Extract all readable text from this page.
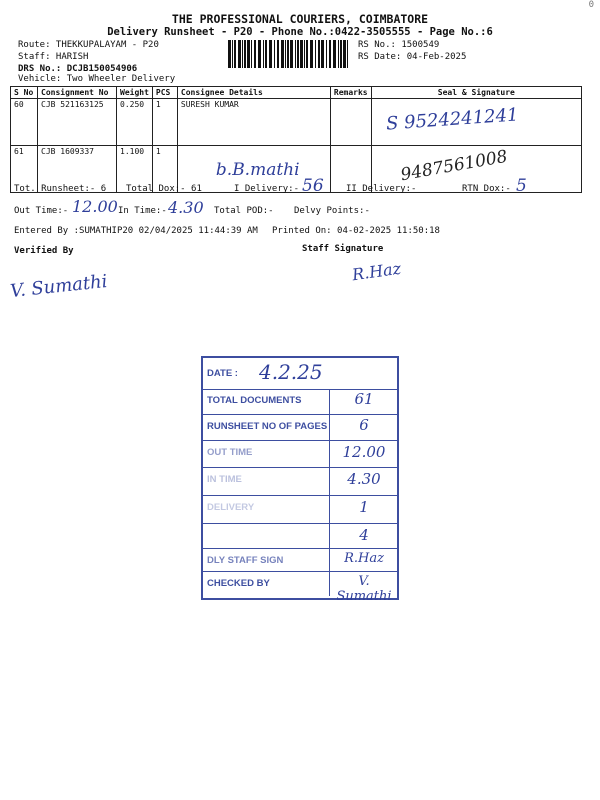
0
THE PROFESSIONAL COURIERS, COIMBATORE
Delivery Runsheet - P20 - Phone No.:0422-3505555 - Page No.:6
Route: THEKKUPALAYAM - P20
Staff: HARISH
DRS No.: DCJB150054906
Vehicle: Two Wheeler Delivery
RS No.: 1500549
RS Date: 04-Feb-2025
S No	Consignment No	Weight	PCS	Consignee Details	Remarks	Seal & Signature
60	CJB 521163125	0.250	1	SURESH KUMAR		S 9524241241

61	CJB 1609337	1.100	1	b.B.mathi		9487561008
Tot. Runsheet:- 6 Total Dox:- 61	I Delivery:- 56 II Delivery:-	RTN Dox:- 5
Out Time:- 12.00 In Time:- 4.30 Total POD:- Delvy Points:-
Entered By :SUMATHIP20 02/04/2025 11:44:39 AM Printed On: 04-02-2025 11:50:18
Verified By	Staff Signature
V. Sumathi	R.Haz
DATE : 4.2.25
TOTAL DOCUMENTS	61
RUNSHEET NO OF PAGES	6
OUT TIME	12.00
IN TIME	4.30
DELIVERY	1
4
DLY STAFF SIGN	R.Haz
CHECKED BY	V. Sumathi
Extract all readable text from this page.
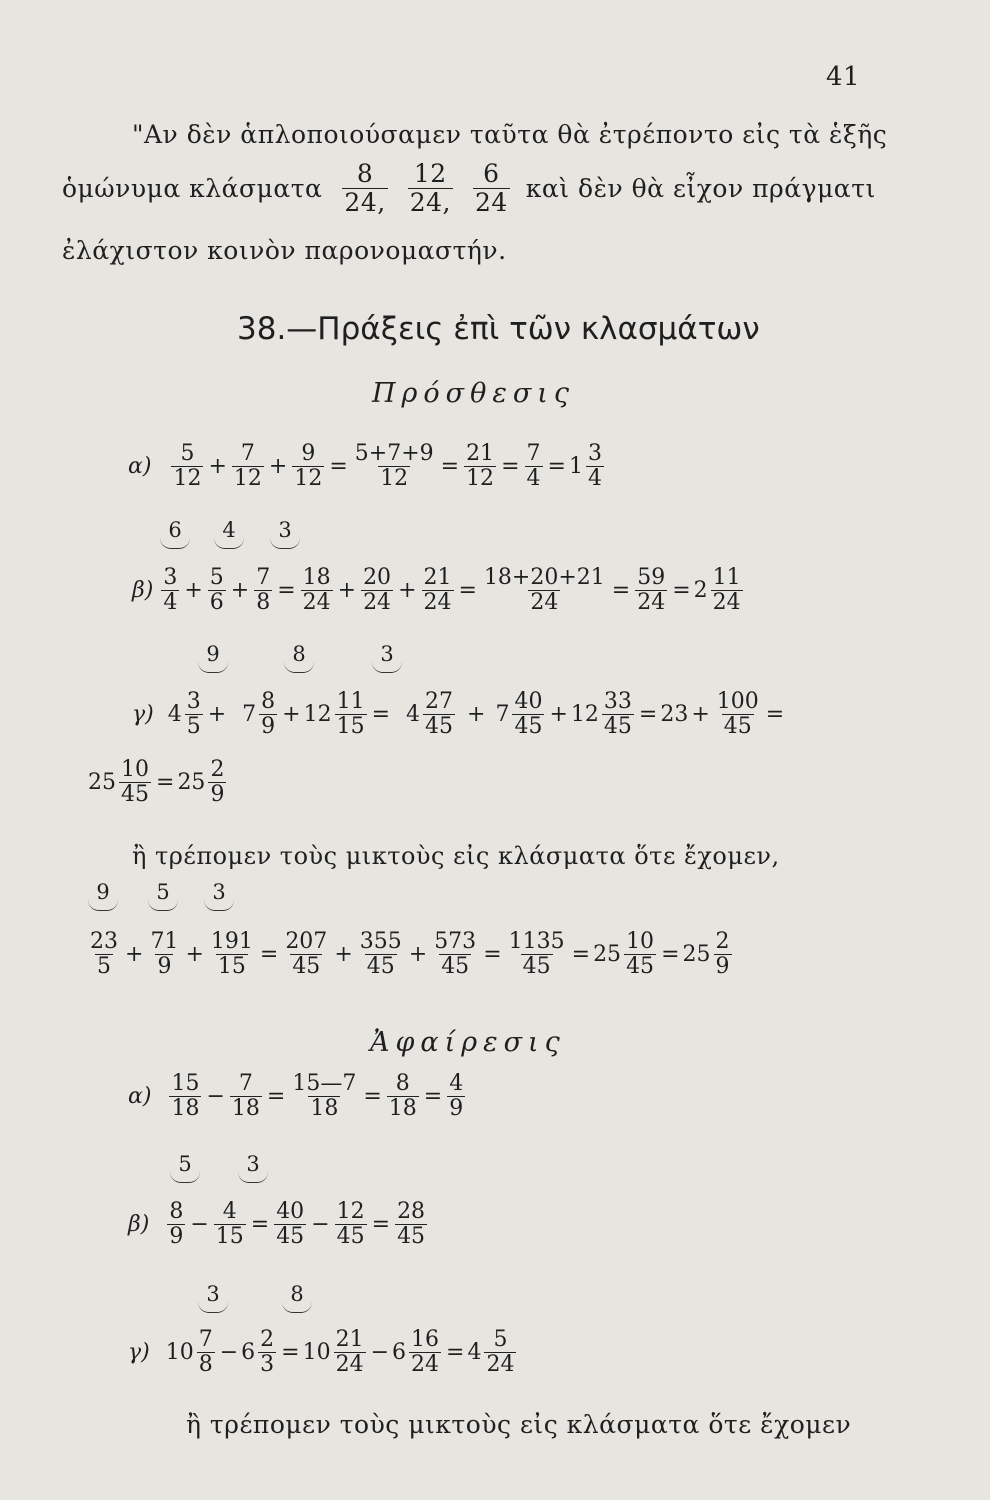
41
"Αν δὲν ἁπλοποιούσαμεν ταῦτα θὰ ἐτρέποντο εἰς τὰ ἑξῆς
ὁμώνυμα κλάσματα 8
24,
12
24,
6
24 καὶ δὲν θὰ εἶχον πράγματι
ἐλάχιστον κοινὸν παρονομαστήν.
38.—Πράξεις ἐπὶ τῶν κλασμάτων
Πρόσθεσις
α)
5
$12 + \frac{7}{12} + \frac{9}{12} = \frac{5+7+9}{12} = \frac{21}{12} = \frac{7}{4} = 1$
3
4
6 4 3
β)
3
$4 + \frac{5}{6} + \frac{7}{8} = \frac{18}{24} + \frac{20}{24} + \frac{21}{24} = \frac{18+20+21}{24} = \frac{59}{24} = 2$
11
24
9	8	3
γ) 4
3
5 + 7
8
$9 + 12 \frac{11}{15} = 4$
27
45 + 7
40
$45 + 12 \frac{33}{45} = 23 + \frac{100}{45}$ =
$25 \frac{10}{45} = 25$
2
9
ἢ τρέπομεν τοὺς μικτοὺς εἰς κλάσματα ὅτε ἔχομεν,
9 5 3
23
$5 + \frac{71}{9} + \frac{191}{15} = \frac{207}{45} + \frac{355}{45} + \frac{573}{45} = \frac{1135}{45} = 25 \frac{10}{45} = 25$
2
9
Ἀφαίρεσις
α)
15
$18 - \frac{7}{18} = \frac{15—7}{18} = \frac{8}{18} = \frac{4}{9}$
5	3
β)
8
$9 - \frac{4}{15} = \frac{40}{45} - \frac{12}{45} = \frac{28}{45}$
3	8
γ) 10
7
$8 - 6 \frac{2}{3} = 10$
21
$24 - 6 \frac{16}{24} = 4$
5
24
ἢ τρέπομεν τοὺς μικτοὺς εἰς κλάσματα ὅτε ἔχομεν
·····
INSTRUCTIONS TO FOLLOW – Leave out the pictures and give the listing above again exactly.

CORRECT OUTPUT –
Extract all readable text from this page.
0
THE PROFESSIONAL COURIERS, COIMBATORE
Delivery Runsheet - P20 - Phone No.:0422-3505555 - Page No.:6
Route: THEKKUPALAYAM - P20
Staff: HARISH
DRS No.: DCJB150054906
Vehicle: Two Wheeler Delivery
RS No.: 1500549
RS Date: 04-Feb-2025
S No	Consignment No	Weight	PCS	Consignee Details	Remarks	Seal & Signature
60	CJB 521163125	0.250	1	SURESH KUMAR		S 9524241241

61	CJB 1609337	1.100	1	b.B.mathi		9487561008
Tot. Runsheet:- 6 Total Dox:- 61	I Delivery:- 56 II Delivery:-	RTN Dox:- 5
Out Time:- 12.00 In Time:- 4.30 Total POD:- Delvy Points:-
Entered By :SUMATHIP20 02/04/2025 11:44:39 AM Printed On: 04-02-2025 11:50:18
Verified By	Staff Signature
V. Sumathi	R.Haz
DATE : 4.2.25
TOTAL DOCUMENTS	61
RUNSHEET NO OF PAGES	6
OUT TIME	12.00
IN TIME	4.30
DELIVERY	1
4
DLY STAFF SIGN	R.Haz
CHECKED BY	V. Sumathi
Extract all readable text from this page.
41
"Αν δὲν ἁπλοποιούσαμεν ταῦτα θὰ ἐτρέποντο εἰς τὰ ἑξῆς
ὁμώνυμα κλάσματα 8
24,
12
24,
6
24 καὶ δὲν θὰ εἶχον πράγματι
ἐλάχιστον κοινὸν παρονομαστήν.
38.—Πράξεις ἐπὶ τῶν κλασμάτων
Πρόσθεσις
α)
5
$12 + \frac{7}{12} + \frac{9}{12} = \frac{5+7+9}{12} = \frac{21}{12} = \frac{7}{4} = 1$
3
4
6 4 3
β)
3
$4 + \frac{5}{6} + \frac{7}{8} = \frac{18}{24} + \frac{20}{24} + \frac{21}{24} = \frac{18+20+21}{24} = \frac{59}{24} = 2$
11
24
9	8	3
γ) 4
3
5 + 7
8
$9 + 12 \frac{11}{15} = 4$
27
45 + 7
40
$45 + 12 \frac{33}{45} = 23 + \frac{100}{45}$ =
$25 \frac{10}{45} = 25$
2
9
ἢ τρέπομεν τοὺς μικτοὺς εἰς κλάσματα ὅτε ἔχομεν,
9 5 3
23
$5 + \frac{71}{9} + \frac{191}{15} = \frac{207}{45} + \frac{355}{45} + \frac{573}{45} = \frac{1135}{45} = 25 \frac{10}{45} = 25$
2
9
Ἀφαίρεσις
α)
15
$18 - \frac{7}{18} = \frac{15—7}{18} = \frac{8}{18} = \frac{4}{9}$
5	3
β)
8
$9 - \frac{4}{15} = \frac{40}{45} - \frac{12}{45} = \frac{28}{45}$
3	8
γ) 10
7
$8 - 6 \frac{2}{3} = 10$
21
$24 - 6 \frac{16}{24} = 4$
5
24
ἢ τρέπομεν τοὺς μικτοὺς εἰς κλάσματα ὅτε ἔχομεν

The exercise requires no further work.